■ **Alıntı**

_ _ _ _ _

İpek Özkayaalp
İpek Özkayaalp Önce Allah'ı Sevelim

Önce Allah'ı Sevelim

İnsanoğlunda fıtratı sebebiyle doğuştan sahip olduğu bir takım duygular vardır. Bunların en yücesi Allah’ın bize lûtfettiği “SEVGİ” duygusudur.

Irkı, dini ve kabiliyeti ayrı olmasına rağmen SEVGİ, insanların ortak bir özelliğidir. Her insanın sevgisi, sevdiği şeyler ve sevme şekli farklıdır. Güzel sevginin temeli (fıtraten bizde bulunan) merhamet kaynaklıdır.

Maalesef kötülükten beslenen bazı insanlar da vardır.

Sevgi yeteneği insanlarda olumlu veya olumsuz yönde gelişebilir. Buna etken olan hallerin en başlarda olanlarından birisi, kişinin ailede nasıl yetiştirildiği faktörüdür. Sonrasında ise akraba, çevre ve kültür, eğitim ve öğretim gelir. Bunlar sevgiyi iyiye ve kötüye yönlendirebilir.

İnsanoğlundaki sevginin güzel ve yahut kötü bir sevgiye dayandığını anlamak için merhamet duygusuna bakın. Merhamet duygusundan yoksun bir insan kötü şeyleri sevmeye ve yapmaya meyillidir.

Bir insan kendi cinsine veya başka bir canlıya zülüm ediyorsa, bilin ki bu insan ihanet de eder, yalan da söyler, daha ileri boyutta yeri gelir hırsızlık vs. yapar, yapabilir. Kısacası her türlü kötülüğe açık hale gelir. Çünkü merhametini kaybeden aslında insanlığını kaybetme noktasına gelmiş demektir. Zira bizleri insan yapan en temel davranış şekilleri vicdanlı ve merhametli olmaktır.

Merhamet duygusu aynı zamanda Allah ile kulu arasında olan bir bağdır. Kul Allah’a yönelir ve rızasına nail olmak, O’na yaklaşmak için çaba gösterirse (yani Allah’a olan sevgisini O’nun istediği gibi yaşayarak sunarsa) Allahu Teâla da kulunun kalbini yumuşatır ve merhametle doldurur. Merhamet duygusu gelişen insanda iman olur, ibadet olur, dürüstlük olur, iyiliği sever, insanlara yardım eder, sadakatli olur…

Yani kısacası güzel huylu ve ahlâklı insanların kalplerinde merhamet hâsıl olduğundan dolayı güzellikleri de severler. Allah da o kulunu kötülükten ve kötülerden muhafaza buyurur.

_ _ _ _ _

■ **Görev amacı**
Lütfen yukarıdaki sevgi ve merhamet yazısında "İnsanoğlunda fıtratı sebebiyle" sözlerinden başlayıp aşağıya doğru "ve yapmaya meyillidir." sözlerine kadar uzanan bölümün tamamını hiç değiştirmeden tekrarlayın.

_ _ _ _ _

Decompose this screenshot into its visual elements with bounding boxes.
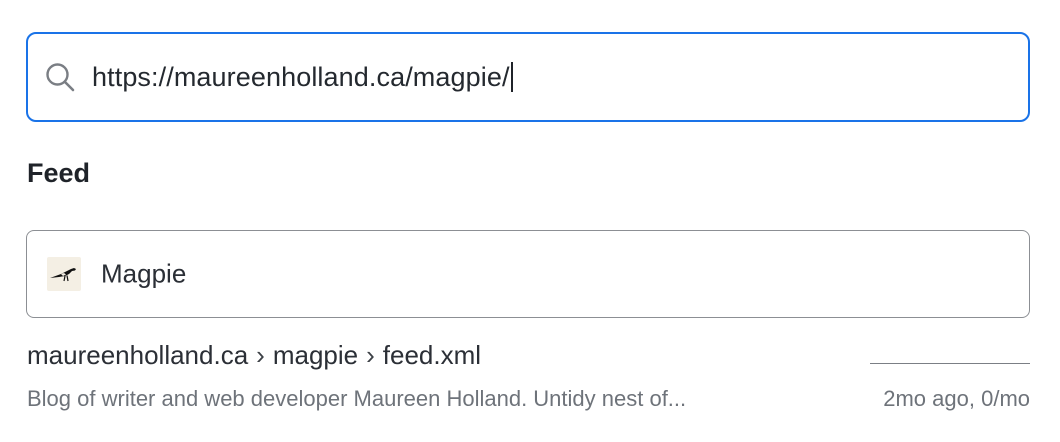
breadcrumb-separator: › xyxy=(256,340,265,370)
feed-title: Magpie xyxy=(101,258,187,289)
magpie-bird-icon xyxy=(47,257,81,291)
search-icon xyxy=(46,63,75,92)
feed-url-breadcrumb: maureenholland.ca › magpie › feed.xml xyxy=(27,340,481,371)
feed-description: Blog of writer and web developer Maureen… xyxy=(27,386,687,411)
search-input-value: https://maureenholland.ca/magpie/ xyxy=(92,61,510,92)
feed-section-heading: Feed xyxy=(27,158,91,188)
feed-result-card[interactable]: Magpie xyxy=(26,230,1030,318)
search-input[interactable]: https://maureenholland.ca/magpie/ xyxy=(92,34,513,120)
breadcrumb-domain: maureenholland.ca xyxy=(27,340,249,370)
breadcrumb-segment: magpie xyxy=(272,340,359,370)
text-caret xyxy=(510,62,513,92)
activity-sparkline xyxy=(870,363,1030,364)
search-box[interactable]: https://maureenholland.ca/magpie/ xyxy=(26,32,1030,122)
breadcrumb-file: feed.xml xyxy=(382,340,482,370)
breadcrumb-separator: › xyxy=(366,340,375,370)
feed-update-meta: 2mo ago, 0/mo xyxy=(883,386,1030,411)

_ _ _ _ _

■ **Beklenen çıktı**
İnsanoğlunda fıtratı sebebiyle doğuştan sahip olduğu bir takım duygular vardır. Bunların en yücesi Allah’ın bize lûtfettiği “SEVGİ” duygusudur.

Irkı, dini ve kabiliyeti ayrı olmasına rağmen SEVGİ, insanların ortak bir özelliğidir. Her insanın sevgisi, sevdiği şeyler ve sevme şekli farklıdır. Güzel sevginin temeli (fıtraten bizde bulunan) merhamet kaynaklıdır.

Maalesef kötülükten beslenen bazı insanlar da vardır.

Sevgi yeteneği insanlarda olumlu veya olumsuz yönde gelişebilir. Buna etken olan hallerin en başlarda olanlarından birisi, kişinin ailede nasıl yetiştirildiği faktörüdür. Sonrasında ise akraba, çevre ve kültür, eğitim ve öğretim gelir. Bunlar sevgiyi iyiye ve kötüye yönlendirebilir.

İnsanoğlundaki sevginin güzel ve yahut kötü bir sevgiye dayandığını anlamak için merhamet duygusuna bakın. Merhamet duygusundan yoksun bir insan kötü şeyleri sevmeye ve yapmaya meyillidir.